+++ Extracted entries

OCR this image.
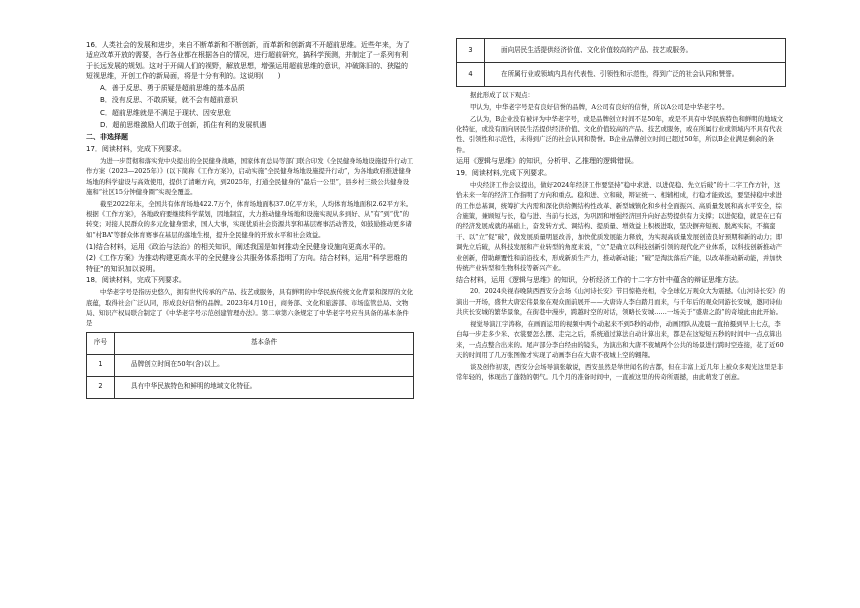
16．人类社会的发展和进步，来自不断革新和不断创新，而革新和创新离不开超前思维。近些年来，为了适应改革开放的需要，各行各业都在根据各自的情况，进行超前研究，搞科学预测，并制定了一系列有利于长远发展的规划。这对于开阔人们的视野，解放思想，增强运用超前思维的意识，冲破陈旧的、狭隘的短视思维，开创工作的新局面，将是十分有利的。这说明(　　)

A．善于反思、勇于质疑是超前思维的基本品质

B．没有反思、不敢质疑，就不会有超前意识

C．超前思维就是不满足于现状、因安思危

D．超前思维激励人们敢于创新，抓住有利的发展机遇

二、非选择题

17．阅读材料，完成下列要求。

为进一步贯彻和落实党中央提出的全民健身战略，国家体育总局等部门联合印发《全民健身场地设施提升行动工作方案（2023—2025年）》(以下简称《工作方案》)，启动实施“全民健身场地设施提升行动”，为各地政府推进健身场地的科学建设与高效使用，提供了清晰方向，到2025年，打通全民健身的“最后一公里”，县乡村三级公共健身设施和“社区15分钟健身圈”实现全覆盖。

截至2022年末，全国共有体育场地422.7万个，体育场地面积37.0亿平方米，人均体育场地面积2.62平方米。根据《工作方案》，各地政府要继续科学谋划，因地制宜，大力推动健身场地和设施实现从多到好、从“有”到“优”的转变；对接人民群众的多元化健身需求，国人大事，实现优质社会资源共享和基层赛事活动普及，如鼓励推动更多诸如“村BA”等群众体育赛事在基层的落地生根，提升全民健身的开放水平和社会效益。

(1)结合材料，运用《政治与法治》的相关知识，阐述我国是如何推动全民健身设施向更高水平的。

(2)《工作方案》为推动构建更高水平的全民健身公共服务体系指明了方向。结合材料，运用“科学思维的特征”的知识加以说明。

18．阅读材料，完成下列要求。

中华老字号是指历史悠久，拥有世代传承的产品、技艺或服务，具有鲜明的中华民族传统文化背景和深厚的文化底蕴，取得社会广泛认同，形成良好信誉的品牌。2023年4月10日，商务部、文化和旅游部、市场监管总局、文物局、知识产权局联合制定了《中华老字号示范创建管理办法》。第二章第六条规定了中华老字号应当具备的基本条件是

序号	基本条件
1	品牌创立时间在50年(含)以上。
2	具有中华民族特色和鲜明的地域文化特征。
3	面向居民生活提供经济价值、文化价值较高的产品、技艺或服务。
4	在所属行业或领域内具有代表性、引领性和示范性，得到广泛的社会认同和赞誉。

据此形成了以下观点：

甲认为，中华老字号是有良好信誉的品牌，A公司有良好的信誉，所以A公司是中华老字号。

乙认为，B企业没有被评为中华老字号，或是品牌创立时间不足50年，或是不具有中华民族特色和鲜明的地域文化特征，或没有面向居民生活提供经济价值、文化价值较高的产品、技艺或服务，或在所属行业或领域内不具有代表性、引领性和示范性，未得到广泛的社会认同和赞誉。B企业品牌创立时间已超过50年，所以B企业满足剩余的条件。

运用《逻辑与思维》的知识，分析甲、乙推理的逻辑错误。

19．阅读材料,完成下列要求。

中央经济工作会议提出，做好2024年经济工作要坚持“稳中求进、以进促稳、先立后破”的十二字工作方针，这恰未来一年的经济工作指明了方向和重点。稳和进、立和破，辩证统一、相辅相成，行稳才能致远，要坚持稳中求进的工作总基调，统筹扩大内需和深化供给侧结构性改革、新型城镇化和乡村全面振兴、高质量发展和高水平安全，综合施策，兼顾短与长，稳与进、当前与长远，为巩固和增强经济回升向好态势提供有力支撑；以进促稳，就是在已有的经济发展成就的基础上，奋发转方式、调结构、提质量、增效益上积极进取，坚决摒弃短视、脱离实际，不搞蛮干、以“立”促“破”，做发展质量明显改善，加快优质发展能力释放，为实现高质量发展创造良好预期和新的动力；即调先立后破，从科技发展和产业转型的角度来说，“立”是确立以科技创新引领的现代化产业体系，以科技创新推动产业创新，借助颠覆性和前沿技术，形成新质生产力，推动新动能；“破”是淘汰落后产能，以改革推动新动能，并加快传统产业转型和生物科技等新兴产业。

结合材料，运用《逻辑与思维》的知识，分析经济工作的十二字方针中蕴含的辩证思维方法。

20．2024央视春晚陕西西安分会场《山河诗长安》节目惊艳亮相，令全球亿万观众大为震撼。《山河诗长安》的演出一开场，盛世大唐宏伟景象在观众面前展开——大唐诗人李白踏月而来，与千年后的观众同游长安城，邀同诗仙共庆长安城的繁华景象，在街巷中漫步，跨越时空的对话，领略长安城……一场关于“盛唐之韵”的奇境此由此开始。

视觉导演江宇涛称，在画面运用的视频中两个动起来不到5秒的动作，动画团队从凌晨一直拍摄到早上七点，李白每一步走多少米、衣裳要怎么摆、走完之后，系统通过算法自动计算出来，都是在这短短五秒的时间中一点点算出来，一点点整合出来的。尾声部分李白经由的镜头，为演出和大唐不夜城两个公共的场景进行跨时空连接，花了近60天的时间用了几万张图像才实现了动画李白在大唐不夜城上空的翱翔。

谈及创作初衷，西安分会场导演张敏说，西安虽然是举世闻名的古都，但在丰富上近几年上被众多观光这里是非常年轻的，体现出了蓬勃的朝气。几个月的准备时间中，一直被这里的传奇所震撼，由此萌发了创意。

++++++

Direction:
Which lines include the word "逻辑与思维"? List them all.

Complete output:
运用《逻辑与思维》的知识，分析甲、乙推理的逻辑错误。
结合材料，运用《逻辑与思维》的知识，分析经济工作的十二字方针中蕴含的辩证思维方法。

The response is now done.